--- What you are asked to do ---
Print the entries verbatim, leaving out the images they contain.
═════ Data records
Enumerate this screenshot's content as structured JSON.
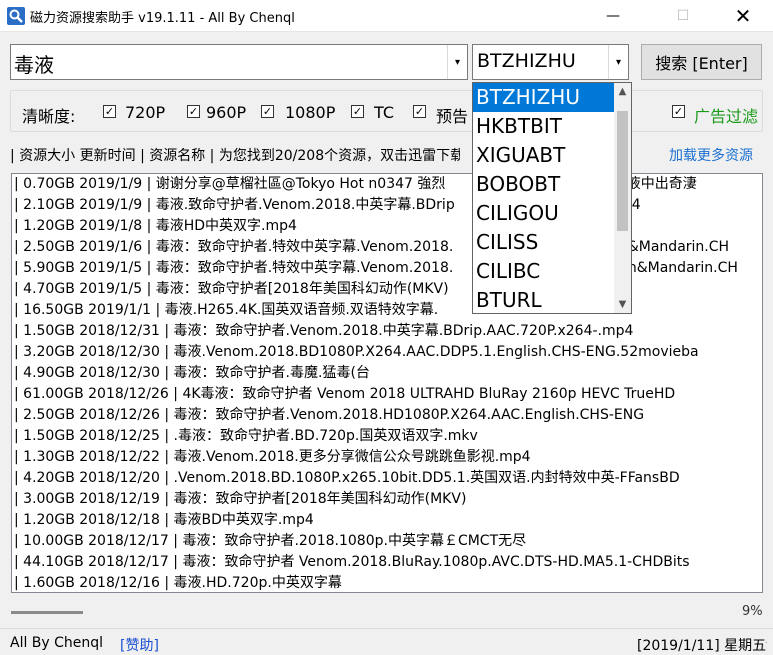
{
  "window": {
    "title": "磁力资源搜索助手 v19.1.11 - All By Chenql",
    "min_glyph": "—",
    "max_glyph": "☐",
    "close_glyph": "✕"
  },
  "search": {
    "query_value": "毒液",
    "site_selected": "BTZHIZHU",
    "dropdown_arrow": "▾",
    "button_label": "搜索 [Enter]"
  },
  "filters": {
    "label": "清晰度:",
    "check_glyph": "✓",
    "options": [
      {
        "label": "720P",
        "checked": true
      },
      {
        "label": "960P",
        "checked": true
      },
      {
        "label": "1080P",
        "checked": true
      },
      {
        "label": "TC",
        "checked": true
      },
      {
        "label": "预告",
        "checked": true
      }
    ],
    "ad_filter": {
      "label": "广告过滤",
      "checked": true,
      "color": "#1a9a1a"
    }
  },
  "status": {
    "text": "| 资源大小 更新时间 | 资源名称 | 为您找到20/208个资源，双击迅雷下载",
    "load_more": "加载更多资源",
    "link_color": "#1b6fd1"
  },
  "results": [
    "| 0.70GB 2019/1/9 | 谢谢分享@草榴社區@Tokyo Hot n0347 強烈ㅤㅤㅤㅤㅤㅤㅤㅤㅤㅤㅤㅤㅤ毒液中出奇淒",
    "| 2.10GB 2019/1/9 | 毒液.致命守护者.Venom.2018.中英字幕.BDripㅤㅤㅤㅤㅤㅤㅤㅤㅤㅤㅤㅤmp4",
    "| 1.20GB 2019/1/8 | 毒液HD中英双字.mp4",
    "| 2.50GB 2019/1/6 | 毒液：致命守护者.特效中英字幕.Venom.2018.ㅤㅤㅤㅤㅤㅤㅤㅤㅤㅤㅤglish&Mandarin.CH",
    "| 5.90GB 2019/1/5 | 毒液：致命守护者.特效中英字幕.Venom.2018.ㅤㅤㅤㅤㅤㅤㅤㅤㅤㅤㅤnglish&Mandarin.CH",
    "| 4.70GB 2019/1/5 | 毒液：致命守护者[2018年美国科幻动作(MKV)",
    "| 16.50GB 2019/1/1 | 毒液.H265.4K.国英双语音频.双语特效字幕.",
    "| 1.50GB 2018/12/31 | 毒液：致命守护者.Venom.2018.中英字幕.BDrip.AAC.720P.x264-.mp4",
    "| 3.20GB 2018/12/30 | 毒液.Venom.2018.BD1080P.X264.AAC.DDP5.1.English.CHS-ENG.52movieba",
    "| 4.90GB 2018/12/30 | 毒液：致命守护者.毒魔.猛毒(台",
    "| 61.00GB 2018/12/26 | 4K毒液：致命守护者 Venom 2018 ULTRAHD BluRay 2160p HEVC TrueHD",
    "| 2.50GB 2018/12/26 | 毒液：致命守护者.Venom.2018.HD1080P.X264.AAC.English.CHS-ENG",
    "| 1.50GB 2018/12/25 | .毒液：致命守护者.BD.720p.国英双语双字.mkv",
    "| 1.30GB 2018/12/22 | 毒液.Venom.2018.更多分享微信公众号跳跳鱼影视.mp4",
    "| 4.20GB 2018/12/20 | .Venom.2018.BD.1080P.x265.10bit.DD5.1.英国双语.内封特效中英-FFansBD",
    "| 3.00GB 2018/12/19 | 毒液：致命守护者[2018年美国科幻动作(MKV)",
    "| 1.20GB 2018/12/18 | 毒液BD中英双字.mp4",
    "| 10.00GB 2018/12/17 | 毒液：致命守护者.2018.1080p.中英字幕￡CMCT无尽",
    "| 44.10GB 2018/12/17 | 毒液：致命守护者 Venom.2018.BluRay.1080p.AVC.DTS-HD.MA5.1-CHDBits",
    "| 1.60GB 2018/12/16 | 毒液.HD.720p.中英双字幕"
  ],
  "progress": {
    "text": "9%"
  },
  "statusbar": {
    "author": "All By Chenql",
    "donate": "[赞助]",
    "date": "[2019/1/11] 星期五"
  },
  "dropdown": {
    "items": [
      "BTZHIZHU",
      "HKBTBIT",
      "XIGUABT",
      "BOBOBT",
      "CILIGOU",
      "CILISS",
      "CILIBC",
      "BTURL"
    ],
    "selected_index": 0,
    "accent": "#0078d7",
    "scroll_up": "▲",
    "scroll_down": "▼"
  }
}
══════════
--- The completed task ---
Enumerate this screenshot's content as structured JSON.
{
  "window": {
    "title": "磁力资源搜索助手 v19.1.11 - All By Chenql",
    "min_glyph": "—",
    "max_glyph": "☐",
    "close_glyph": "✕"
  },
  "search": {
    "query_value": "毒液",
    "site_selected": "BTZHIZHU",
    "dropdown_arrow": "▾",
    "button_label": "搜索 [Enter]"
  },
  "filters": {
    "label": "清晰度:",
    "check_glyph": "✓",
    "options": [
      {
        "label": "720P",
        "checked": true
      },
      {
        "label": "960P",
        "checked": true
      },
      {
        "label": "1080P",
        "checked": true
      },
      {
        "label": "TC",
        "checked": true
      },
      {
        "label": "预告",
        "checked": true
      }
    ],
    "ad_filter": {
      "label": "广告过滤",
      "checked": true,
      "color": "#1a9a1a"
    }
  },
  "status": {
    "text": "| 资源大小 更新时间 | 资源名称 | 为您找到20/208个资源，双击迅雷下载",
    "load_more": "加载更多资源",
    "link_color": "#1b6fd1"
  },
  "results": [
    "| 0.70GB 2019/1/9 | 谢谢分享@草榴社區@Tokyo Hot n0347 強烈ㅤㅤㅤㅤㅤㅤㅤㅤㅤㅤㅤㅤㅤ毒液中出奇淒",
    "| 2.10GB 2019/1/9 | 毒液.致命守护者.Venom.2018.中英字幕.BDripㅤㅤㅤㅤㅤㅤㅤㅤㅤㅤㅤㅤmp4",
    "| 1.20GB 2019/1/8 | 毒液HD中英双字.mp4",
    "| 2.50GB 2019/1/6 | 毒液：致命守护者.特效中英字幕.Venom.2018.ㅤㅤㅤㅤㅤㅤㅤㅤㅤㅤㅤglish&Mandarin.CH",
    "| 5.90GB 2019/1/5 | 毒液：致命守护者.特效中英字幕.Venom.2018.ㅤㅤㅤㅤㅤㅤㅤㅤㅤㅤㅤnglish&Mandarin.CH",
    "| 4.70GB 2019/1/5 | 毒液：致命守护者[2018年美国科幻动作(MKV)",
    "| 16.50GB 2019/1/1 | 毒液.H265.4K.国英双语音频.双语特效字幕.",
    "| 1.50GB 2018/12/31 | 毒液：致命守护者.Venom.2018.中英字幕.BDrip.AAC.720P.x264-.mp4",
    "| 3.20GB 2018/12/30 | 毒液.Venom.2018.BD1080P.X264.AAC.DDP5.1.English.CHS-ENG.52movieba",
    "| 4.90GB 2018/12/30 | 毒液：致命守护者.毒魔.猛毒(台",
    "| 61.00GB 2018/12/26 | 4K毒液：致命守护者 Venom 2018 ULTRAHD BluRay 2160p HEVC TrueHD",
    "| 2.50GB 2018/12/26 | 毒液：致命守护者.Venom.2018.HD1080P.X264.AAC.English.CHS-ENG",
    "| 1.50GB 2018/12/25 | .毒液：致命守护者.BD.720p.国英双语双字.mkv",
    "| 1.30GB 2018/12/22 | 毒液.Venom.2018.更多分享微信公众号跳跳鱼影视.mp4",
    "| 4.20GB 2018/12/20 | .Venom.2018.BD.1080P.x265.10bit.DD5.1.英国双语.内封特效中英-FFansBD",
    "| 3.00GB 2018/12/19 | 毒液：致命守护者[2018年美国科幻动作(MKV)",
    "| 1.20GB 2018/12/18 | 毒液BD中英双字.mp4",
    "| 10.00GB 2018/12/17 | 毒液：致命守护者.2018.1080p.中英字幕￡CMCT无尽",
    "| 44.10GB 2018/12/17 | 毒液：致命守护者 Venom.2018.BluRay.1080p.AVC.DTS-HD.MA5.1-CHDBits",
    "| 1.60GB 2018/12/16 | 毒液.HD.720p.中英双字幕"
  ],
  "progress": {
    "text": "9%"
  },
  "statusbar": {
    "author": "All By Chenql",
    "donate": "[赞助]",
    "date": "[2019/1/11] 星期五"
  },
  "dropdown": {
    "items": [
      "BTZHIZHU",
      "HKBTBIT",
      "XIGUABT",
      "BOBOBT",
      "CILIGOU",
      "CILISS",
      "CILIBC",
      "BTURL"
    ],
    "selected_index": 0,
    "accent": "#0078d7",
    "scroll_up": "▲",
    "scroll_down": "▼"
  }
}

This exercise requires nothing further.